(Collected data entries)
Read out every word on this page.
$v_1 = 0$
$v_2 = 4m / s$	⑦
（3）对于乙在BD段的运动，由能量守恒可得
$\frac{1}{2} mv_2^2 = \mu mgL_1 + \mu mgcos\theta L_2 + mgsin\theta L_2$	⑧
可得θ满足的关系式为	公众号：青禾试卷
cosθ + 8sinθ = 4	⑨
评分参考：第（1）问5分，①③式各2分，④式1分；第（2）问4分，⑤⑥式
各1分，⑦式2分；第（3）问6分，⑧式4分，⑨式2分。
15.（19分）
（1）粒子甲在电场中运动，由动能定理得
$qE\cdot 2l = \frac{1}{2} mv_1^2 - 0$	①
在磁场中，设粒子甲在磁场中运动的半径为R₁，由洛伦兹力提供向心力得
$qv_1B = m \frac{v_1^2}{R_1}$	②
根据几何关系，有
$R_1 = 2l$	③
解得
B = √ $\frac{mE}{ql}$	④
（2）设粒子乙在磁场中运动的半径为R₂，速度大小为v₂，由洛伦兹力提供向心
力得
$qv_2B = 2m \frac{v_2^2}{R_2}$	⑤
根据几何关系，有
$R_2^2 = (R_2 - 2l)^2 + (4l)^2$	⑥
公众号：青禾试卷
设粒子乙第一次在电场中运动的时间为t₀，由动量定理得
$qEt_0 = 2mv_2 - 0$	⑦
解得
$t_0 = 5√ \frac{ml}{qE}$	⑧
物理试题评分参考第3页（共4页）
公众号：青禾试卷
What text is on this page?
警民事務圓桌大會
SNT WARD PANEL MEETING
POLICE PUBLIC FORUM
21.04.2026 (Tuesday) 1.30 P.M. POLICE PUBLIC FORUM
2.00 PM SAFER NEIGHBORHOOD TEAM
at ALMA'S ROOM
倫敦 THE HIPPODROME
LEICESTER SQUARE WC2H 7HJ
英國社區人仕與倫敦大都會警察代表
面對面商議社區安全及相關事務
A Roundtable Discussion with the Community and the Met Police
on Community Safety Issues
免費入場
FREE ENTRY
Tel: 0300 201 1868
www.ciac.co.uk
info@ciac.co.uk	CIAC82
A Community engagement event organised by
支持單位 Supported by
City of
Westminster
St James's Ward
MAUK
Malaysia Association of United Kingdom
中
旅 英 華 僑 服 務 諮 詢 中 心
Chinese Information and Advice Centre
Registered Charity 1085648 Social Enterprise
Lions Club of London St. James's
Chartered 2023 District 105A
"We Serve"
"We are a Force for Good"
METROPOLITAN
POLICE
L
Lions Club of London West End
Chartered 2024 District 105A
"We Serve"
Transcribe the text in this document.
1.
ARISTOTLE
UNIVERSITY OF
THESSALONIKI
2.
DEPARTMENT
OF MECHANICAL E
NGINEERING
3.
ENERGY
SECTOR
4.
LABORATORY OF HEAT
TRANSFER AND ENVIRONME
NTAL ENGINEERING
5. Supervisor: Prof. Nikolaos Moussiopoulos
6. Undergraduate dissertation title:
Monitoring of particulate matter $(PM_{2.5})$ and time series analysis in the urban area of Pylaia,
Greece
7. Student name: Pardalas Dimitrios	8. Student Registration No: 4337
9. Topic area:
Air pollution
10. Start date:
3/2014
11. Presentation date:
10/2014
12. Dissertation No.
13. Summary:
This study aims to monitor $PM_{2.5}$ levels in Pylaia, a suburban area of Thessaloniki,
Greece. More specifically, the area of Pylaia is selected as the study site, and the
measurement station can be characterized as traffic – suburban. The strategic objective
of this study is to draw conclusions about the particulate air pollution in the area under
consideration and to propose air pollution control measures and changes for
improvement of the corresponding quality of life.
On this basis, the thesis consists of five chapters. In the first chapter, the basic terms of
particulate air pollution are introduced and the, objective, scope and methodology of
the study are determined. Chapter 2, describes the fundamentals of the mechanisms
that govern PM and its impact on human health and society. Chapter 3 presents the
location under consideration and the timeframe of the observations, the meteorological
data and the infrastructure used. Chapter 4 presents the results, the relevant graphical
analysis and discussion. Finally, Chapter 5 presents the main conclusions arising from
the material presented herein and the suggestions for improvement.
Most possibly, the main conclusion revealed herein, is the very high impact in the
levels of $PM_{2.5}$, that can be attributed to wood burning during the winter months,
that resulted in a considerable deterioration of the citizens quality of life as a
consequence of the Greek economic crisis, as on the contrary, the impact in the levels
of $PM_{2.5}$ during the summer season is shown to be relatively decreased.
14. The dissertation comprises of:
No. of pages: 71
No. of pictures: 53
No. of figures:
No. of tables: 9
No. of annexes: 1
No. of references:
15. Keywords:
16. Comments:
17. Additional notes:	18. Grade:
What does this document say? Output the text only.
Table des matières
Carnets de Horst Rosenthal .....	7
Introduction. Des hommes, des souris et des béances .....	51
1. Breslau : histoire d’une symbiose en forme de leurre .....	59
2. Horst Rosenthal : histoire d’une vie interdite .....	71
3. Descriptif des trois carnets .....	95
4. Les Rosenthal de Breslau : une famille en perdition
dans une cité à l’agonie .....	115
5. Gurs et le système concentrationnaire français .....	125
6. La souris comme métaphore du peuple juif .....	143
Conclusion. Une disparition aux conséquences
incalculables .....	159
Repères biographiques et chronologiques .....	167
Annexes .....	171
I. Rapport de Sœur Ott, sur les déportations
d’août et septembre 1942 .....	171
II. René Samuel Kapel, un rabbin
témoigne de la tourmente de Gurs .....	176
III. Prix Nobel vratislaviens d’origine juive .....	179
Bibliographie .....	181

## Problem details
Print every line of the records exactly. Omit nothing.

## Exercise result
Read out every word on this page.
$v_1 = 0$
$v_2 = 4m / s$	⑦
（3）对于乙在BD段的运动，由能量守恒可得
$\frac{1}{2} mv_2^2 = \mu mgL_1 + \mu mgcos\theta L_2 + mgsin\theta L_2$	⑧
可得θ满足的关系式为	公众号：青禾试卷
cosθ + 8sinθ = 4	⑨
评分参考：第（1）问5分，①③式各2分，④式1分；第（2）问4分，⑤⑥式
各1分，⑦式2分；第（3）问6分，⑧式4分，⑨式2分。
15.（19分）
（1）粒子甲在电场中运动，由动能定理得
$qE\cdot 2l = \frac{1}{2} mv_1^2 - 0$	①
在磁场中，设粒子甲在磁场中运动的半径为R₁，由洛伦兹力提供向心力得
$qv_1B = m \frac{v_1^2}{R_1}$	②
根据几何关系，有
$R_1 = 2l$	③
解得
B = √ $\frac{mE}{ql}$	④
（2）设粒子乙在磁场中运动的半径为R₂，速度大小为v₂，由洛伦兹力提供向心
力得
$qv_2B = 2m \frac{v_2^2}{R_2}$	⑤
根据几何关系，有
$R_2^2 = (R_2 - 2l)^2 + (4l)^2$	⑥
公众号：青禾试卷
设粒子乙第一次在电场中运动的时间为t₀，由动量定理得
$qEt_0 = 2mv_2 - 0$	⑦
解得
$t_0 = 5√ \frac{ml}{qE}$	⑧
物理试题评分参考第3页（共4页）
公众号：青禾试卷
What text is on this page?
警民事務圓桌大會
SNT WARD PANEL MEETING
POLICE PUBLIC FORUM
21.04.2026 (Tuesday) 1.30 P.M. POLICE PUBLIC FORUM
2.00 PM SAFER NEIGHBORHOOD TEAM
at ALMA'S ROOM
倫敦 THE HIPPODROME
LEICESTER SQUARE WC2H 7HJ
英國社區人仕與倫敦大都會警察代表
面對面商議社區安全及相關事務
A Roundtable Discussion with the Community and the Met Police
on Community Safety Issues
免費入場
FREE ENTRY
Tel: 0300 201 1868
www.ciac.co.uk
info@ciac.co.uk	CIAC82
A Community engagement event organised by
支持單位 Supported by
City of
Westminster
St James's Ward
MAUK
Malaysia Association of United Kingdom
中
旅 英 華 僑 服 務 諮 詢 中 心
Chinese Information and Advice Centre
Registered Charity 1085648 Social Enterprise
Lions Club of London St. James's
Chartered 2023 District 105A
"We Serve"
"We are a Force for Good"
METROPOLITAN
POLICE
L
Lions Club of London West End
Chartered 2024 District 105A
"We Serve"
Transcribe the text in this document.
1.
ARISTOTLE
UNIVERSITY OF
THESSALONIKI
2.
DEPARTMENT
OF MECHANICAL E
NGINEERING
3.
ENERGY
SECTOR
4.
LABORATORY OF HEAT
TRANSFER AND ENVIRONME
NTAL ENGINEERING
5. Supervisor: Prof. Nikolaos Moussiopoulos
6. Undergraduate dissertation title:
Monitoring of particulate matter $(PM_{2.5})$ and time series analysis in the urban area of Pylaia,
Greece
7. Student name: Pardalas Dimitrios	8. Student Registration No: 4337
9. Topic area:
Air pollution
10. Start date:
3/2014
11. Presentation date:
10/2014
12. Dissertation No.
13. Summary:
This study aims to monitor $PM_{2.5}$ levels in Pylaia, a suburban area of Thessaloniki,
Greece. More specifically, the area of Pylaia is selected as the study site, and the
measurement station can be characterized as traffic – suburban. The strategic objective
of this study is to draw conclusions about the particulate air pollution in the area under
consideration and to propose air pollution control measures and changes for
improvement of the corresponding quality of life.
On this basis, the thesis consists of five chapters. In the first chapter, the basic terms of
particulate air pollution are introduced and the, objective, scope and methodology of
the study are determined. Chapter 2, describes the fundamentals of the mechanisms
that govern PM and its impact on human health and society. Chapter 3 presents the
location under consideration and the timeframe of the observations, the meteorological
data and the infrastructure used. Chapter 4 presents the results, the relevant graphical
analysis and discussion. Finally, Chapter 5 presents the main conclusions arising from
the material presented herein and the suggestions for improvement.
Most possibly, the main conclusion revealed herein, is the very high impact in the
levels of $PM_{2.5}$, that can be attributed to wood burning during the winter months,
that resulted in a considerable deterioration of the citizens quality of life as a
consequence of the Greek economic crisis, as on the contrary, the impact in the levels
of $PM_{2.5}$ during the summer season is shown to be relatively decreased.
14. The dissertation comprises of:
No. of pages: 71
No. of pictures: 53
No. of figures:
No. of tables: 9
No. of annexes: 1
No. of references:
15. Keywords:
16. Comments:
17. Additional notes:	18. Grade:
What does this document say? Output the text only.
Table des matières
Carnets de Horst Rosenthal .....	7
Introduction. Des hommes, des souris et des béances .....	51
1. Breslau : histoire d’une symbiose en forme de leurre .....	59
2. Horst Rosenthal : histoire d’une vie interdite .....	71
3. Descriptif des trois carnets .....	95
4. Les Rosenthal de Breslau : une famille en perdition
dans une cité à l’agonie .....	115
5. Gurs et le système concentrationnaire français .....	125
6. La souris comme métaphore du peuple juif .....	143
Conclusion. Une disparition aux conséquences
incalculables .....	159
Repères biographiques et chronologiques .....	167
Annexes .....	171
I. Rapport de Sœur Ott, sur les déportations
d’août et septembre 1942 .....	171
II. René Samuel Kapel, un rabbin
témoigne de la tourmente de Gurs .....	176
III. Prix Nobel vratislaviens d’origine juive .....	179
Bibliographie .....	181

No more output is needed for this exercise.